- _GIVEN INSTRUCTION 1_
In the records, starting with the line with "rectangle-icon[interactable] [1321, 7, 1351, 37]" and going on through the line with "component-u1[interactable]: U1 1", switch "pin-endpoint" to "pin-terminal" and give those lines again with everything else unchanged.

──────

If the hardware has character/personality, I think it's easier to become nostalgic for it. For PC builders,  the average 90s PC was a generic beige box that you upgraded over time. It basically runs the same as any other ubiquitous PC- that we've probably used everyday since then. So we have no chance to miss it.

Sure, the beige box of the dotcom epoch was not memorable as a whole. But the individual technologies were quite exciting for those of us upgrading piecemeal or building a rig from scratch. There were graphics and sound cards, evolving processors, denser & faster memory, and growing hard disks. Some of us may have even been power supply junkies.

 

I found my first graphics card to be quite the novelty. It could run at 2x the resolution and millions more colors than the Amiga I was previously using. And it was modular. On its own plug-in card! Can you believe that!

 

My old 486 is memorable in many ways because it was my first real PC that I owned all by myself. I was a big boy now! And opening it up was as simple as removing some screws and sliding the case top. It was nice to see the system have lots of blank slots. 6 available in total at the outset. The other two were occupied by a multifunction I/O board, and the graphics board. Lots of future possibilities here. Just like the Apple II.

──────

- _GIVEN INSTRUCTION 2_
Write out the passage of the text on 90s PCs starting with "If the hardware" and going on through "you believe that!", word for word.

Coordinate annotation records
──────

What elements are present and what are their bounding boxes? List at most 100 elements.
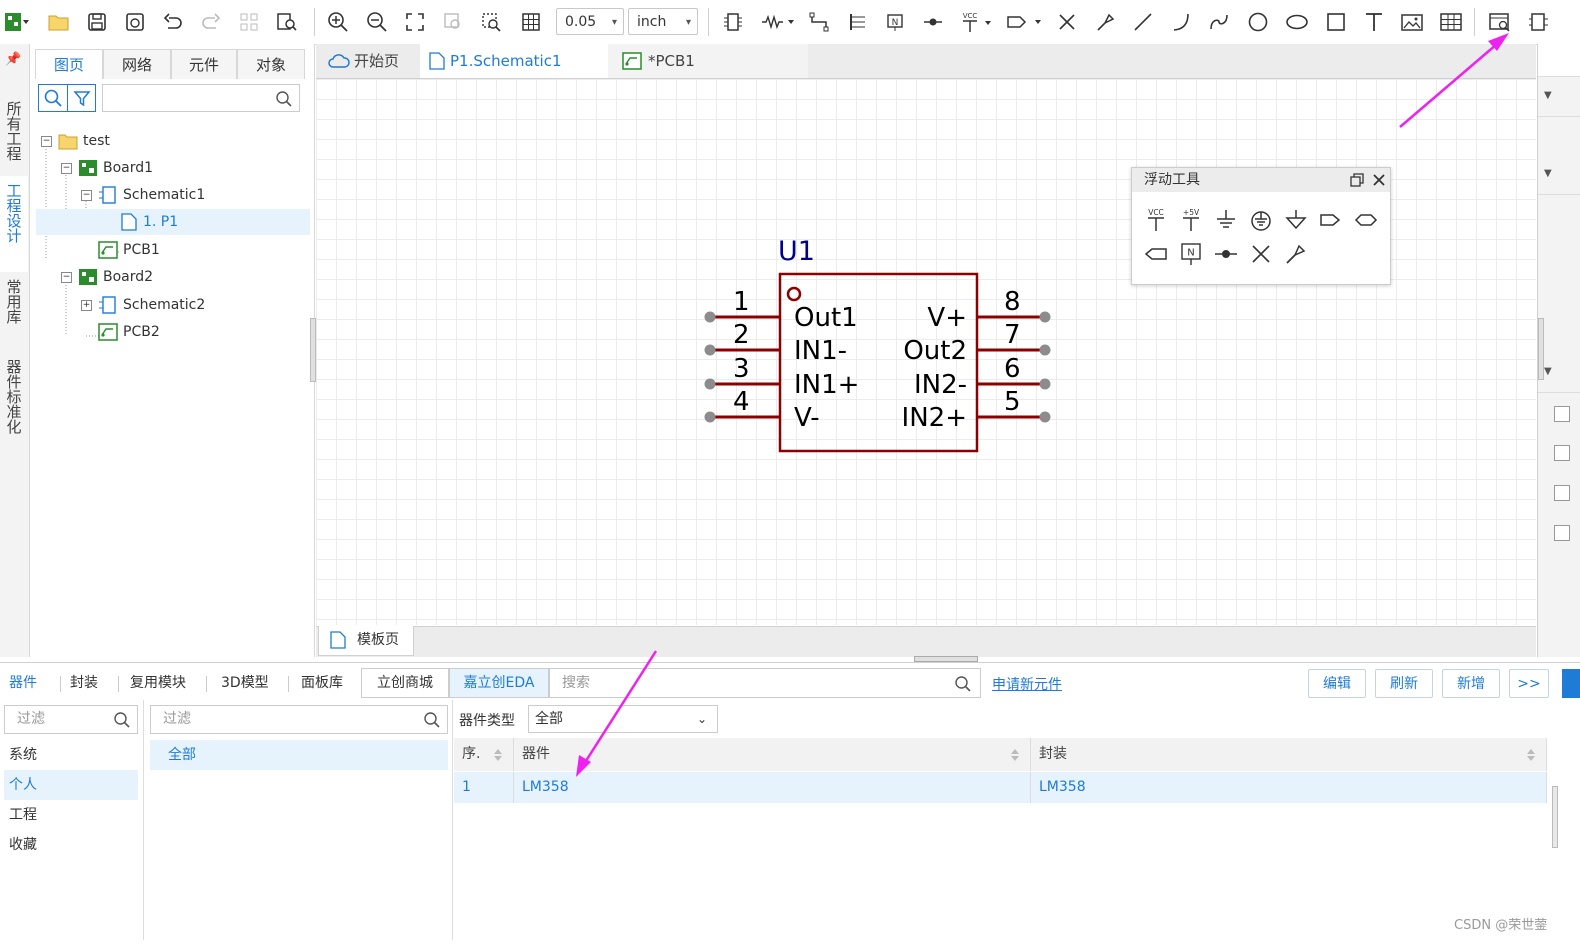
rectangle-icon[interactable] [1321, 7, 1351, 37]
plus-5v-icon[interactable]: +5V [1177, 206, 1205, 234]
tree-item-pcb[interactable]: PCB2 [30, 319, 310, 345]
tab-jlc-eda[interactable]: 嘉立创EDA [449, 668, 549, 698]
ellipse-icon[interactable] [1282, 7, 1312, 37]
tab-pcb[interactable]: *PCB1 [608, 44, 808, 78]
zoom-area-icon[interactable] [476, 7, 506, 37]
text-icon[interactable] [1359, 7, 1389, 37]
line-icon[interactable] [1128, 7, 1158, 37]
checkbox[interactable] [1554, 445, 1570, 461]
pin-endpoint[interactable] [1039, 411, 1051, 423]
expand-icon[interactable]: + [81, 300, 92, 311]
no-connect-icon[interactable] [1247, 240, 1275, 268]
floating-tools-icon[interactable] [1485, 7, 1515, 37]
design-check-icon[interactable] [1524, 7, 1554, 37]
pin-endpoint[interactable] [704, 378, 716, 390]
tree-item-project[interactable]: − test [30, 128, 310, 154]
collapse-section-icon[interactable]: ▼ [1544, 168, 1552, 179]
pin-endpoint[interactable] [1039, 378, 1051, 390]
collapse-icon[interactable]: − [61, 163, 72, 174]
checkbox[interactable] [1554, 485, 1570, 501]
vcc-icon[interactable]: VCC [1142, 206, 1170, 234]
restore-icon[interactable] [1350, 173, 1364, 187]
collapse-icon[interactable]: − [81, 190, 92, 201]
protective-ground-icon[interactable] [1247, 206, 1275, 234]
place-wire-icon[interactable] [804, 7, 834, 37]
pin-endpoint[interactable] [1039, 344, 1051, 356]
refresh-button[interactable]: 刷新 [1375, 669, 1433, 698]
grid-icon[interactable] [516, 7, 546, 37]
table-cell-index[interactable]: 1 [454, 772, 514, 803]
component-u1[interactable]: U1 1 2 3 4 8 7 6 5 Out1 IN1- IN1+ V- V+ … [690, 230, 1070, 460]
table-icon[interactable] [1436, 7, 1466, 37]
tab-template-page[interactable]: 模板页 [318, 626, 414, 656]
library-search-input[interactable]: 搜索 [549, 668, 981, 698]
add-button[interactable]: 新增 [1442, 669, 1500, 698]
signal-ground-icon[interactable] [1282, 206, 1310, 234]
filter-icon[interactable] [68, 85, 96, 111]
zoom-out-icon[interactable] [362, 7, 392, 37]
category-personal[interactable]: 个人 [4, 770, 138, 800]
table-cell-device[interactable]: LM358 [514, 772, 1031, 803]
checkbox[interactable] [1554, 406, 1570, 422]
table-cell-footprint[interactable]: LM358 [1031, 772, 1547, 803]
output-port-icon[interactable] [1317, 206, 1345, 234]
fit-view-icon[interactable] [400, 7, 430, 37]
tab-start-page[interactable]: 开始页 [316, 44, 420, 78]
circle-icon[interactable] [1243, 7, 1273, 37]
tab-panel-library[interactable]: 面板库 [301, 662, 343, 704]
edit-button[interactable]: 编辑 [1308, 669, 1366, 698]
sort-icon[interactable] [493, 747, 503, 763]
tab-reuse-blocks[interactable]: 复用模块 [130, 662, 186, 704]
subcategory-filter-input[interactable]: 过滤 [150, 705, 448, 734]
column-header-index[interactable]: 序. [454, 738, 514, 771]
tab-objects[interactable]: 对象 [237, 49, 305, 79]
collapse-section-icon[interactable]: ▼ [1544, 90, 1552, 101]
sort-icon[interactable] [1010, 747, 1020, 763]
tab-schematic-page[interactable]: P1.Schematic1 [420, 44, 608, 78]
pin-icon[interactable]: 📌 [5, 52, 21, 67]
vtab-project-design[interactable]: 工程设计 [0, 176, 28, 272]
tree-item-schematic[interactable]: + Schematic2 [30, 292, 310, 318]
ground-icon[interactable] [1212, 206, 1240, 234]
no-connect-icon[interactable] [1052, 7, 1082, 37]
category-project[interactable]: 工程 [4, 800, 138, 830]
zoom-in-icon[interactable] [323, 7, 353, 37]
category-filter-input[interactable]: 过滤 [4, 705, 138, 734]
place-resistor-icon[interactable] [758, 7, 798, 37]
unit-select[interactable]: inch ▾ [628, 8, 698, 35]
search-icon[interactable] [39, 85, 67, 111]
checkbox[interactable] [1554, 525, 1570, 541]
net-port-icon[interactable] [1004, 7, 1048, 37]
tree-search-input[interactable] [102, 84, 300, 112]
subcategory-all[interactable]: 全部 [150, 740, 448, 770]
input-port-icon[interactable] [1142, 240, 1170, 268]
pin-endpoint[interactable] [704, 311, 716, 323]
pin-endpoint[interactable] [704, 344, 716, 356]
floating-tools-header[interactable]: 浮动工具 [1132, 168, 1390, 192]
net-label-icon[interactable]: N [880, 7, 910, 37]
tree-item-page[interactable]: 1. P1 [36, 209, 310, 235]
save-icon[interactable] [82, 7, 112, 37]
column-header-device[interactable]: 器件 [514, 738, 1031, 771]
tab-pages[interactable]: 图页 [35, 49, 103, 79]
open-folder-icon[interactable] [44, 7, 74, 37]
undo-icon[interactable] [158, 7, 188, 37]
probe-icon[interactable] [1090, 7, 1120, 37]
tree-item-pcb[interactable]: PCB1 [30, 237, 310, 263]
tab-components[interactable]: 元件 [171, 49, 237, 79]
collapse-icon[interactable]: − [41, 136, 52, 147]
collapse-section-icon[interactable]: ▼ [1544, 366, 1552, 377]
image-icon[interactable] [1397, 7, 1427, 37]
vtab-device-standardization[interactable]: 器件标准化 [0, 360, 28, 450]
collapse-icon[interactable]: − [61, 272, 72, 283]
tab-3d-models[interactable]: 3D模型 [221, 662, 269, 704]
find-icon[interactable] [272, 7, 302, 37]
tab-devices[interactable]: 器件 [9, 662, 37, 704]
group-icon[interactable] [234, 7, 264, 37]
probe-icon[interactable] [1282, 240, 1310, 268]
tree-item-board[interactable]: − Board1 [30, 155, 310, 181]
pin-endpoint[interactable] [1039, 311, 1051, 323]
junction-icon[interactable] [1212, 240, 1240, 268]
tab-lcsc-mall[interactable]: 立创商城 [361, 668, 449, 698]
bezier-icon[interactable] [1204, 7, 1234, 37]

──────

- _ANSWER 1_
rectangle-icon[interactable] [1321, 7, 1351, 37]
plus-5v-icon[interactable]: +5V [1177, 206, 1205, 234]
tree-item-pcb[interactable]: PCB2 [30, 319, 310, 345]
tab-jlc-eda[interactable]: 嘉立创EDA [449, 668, 549, 698]
ellipse-icon[interactable] [1282, 7, 1312, 37]
tab-pcb[interactable]: *PCB1 [608, 44, 808, 78]
zoom-area-icon[interactable] [476, 7, 506, 37]
text-icon[interactable] [1359, 7, 1389, 37]
line-icon[interactable] [1128, 7, 1158, 37]
checkbox[interactable] [1554, 445, 1570, 461]
pin-terminal[interactable] [1039, 411, 1051, 423]
expand-icon[interactable]: + [81, 300, 92, 311]
no-connect-icon[interactable] [1247, 240, 1275, 268]
floating-tools-icon[interactable] [1485, 7, 1515, 37]
design-check-icon[interactable] [1524, 7, 1554, 37]
pin-terminal[interactable] [704, 378, 716, 390]
tree-item-project[interactable]: − test [30, 128, 310, 154]
collapse-section-icon[interactable]: ▼ [1544, 168, 1552, 179]
pin-terminal[interactable] [1039, 378, 1051, 390]
collapse-icon[interactable]: − [61, 163, 72, 174]
checkbox[interactable] [1554, 485, 1570, 501]
vcc-icon[interactable]: VCC [1142, 206, 1170, 234]
restore-icon[interactable] [1350, 173, 1364, 187]
collapse-icon[interactable]: − [81, 190, 92, 201]
protective-ground-icon[interactable] [1247, 206, 1275, 234]
place-wire-icon[interactable] [804, 7, 834, 37]
pin-terminal[interactable] [1039, 344, 1051, 356]
refresh-button[interactable]: 刷新 [1375, 669, 1433, 698]
grid-icon[interactable] [516, 7, 546, 37]
table-cell-index[interactable]: 1 [454, 772, 514, 803]
component-u1[interactable]: U1 1 2 3 4 8 7 6 5 Out1 IN1- IN1+ V- V+ … [690, 230, 1070, 460]

- _ANSWER 2_
If the hardware has character/personality, I think it's easier to become nostalgic for it. For PC builders,  the average 90s PC was a generic beige box that you upgraded over time. It basically runs the same as any other ubiquitous PC- that we've probably used everyday since then. So we have no chance to miss it.

Sure, the beige box of the dotcom epoch was not memorable as a whole. But the individual technologies were quite exciting for those of us upgrading piecemeal or building a rig from scratch. There were graphics and sound cards, evolving processors, denser & faster memory, and growing hard disks. Some of us may have even been power supply junkies.

 

I found my first graphics card to be quite the novelty. It could run at 2x the resolution and millions more colors than the Amiga I was previously using. And it was modular. On its own plug-in card! Can you believe that!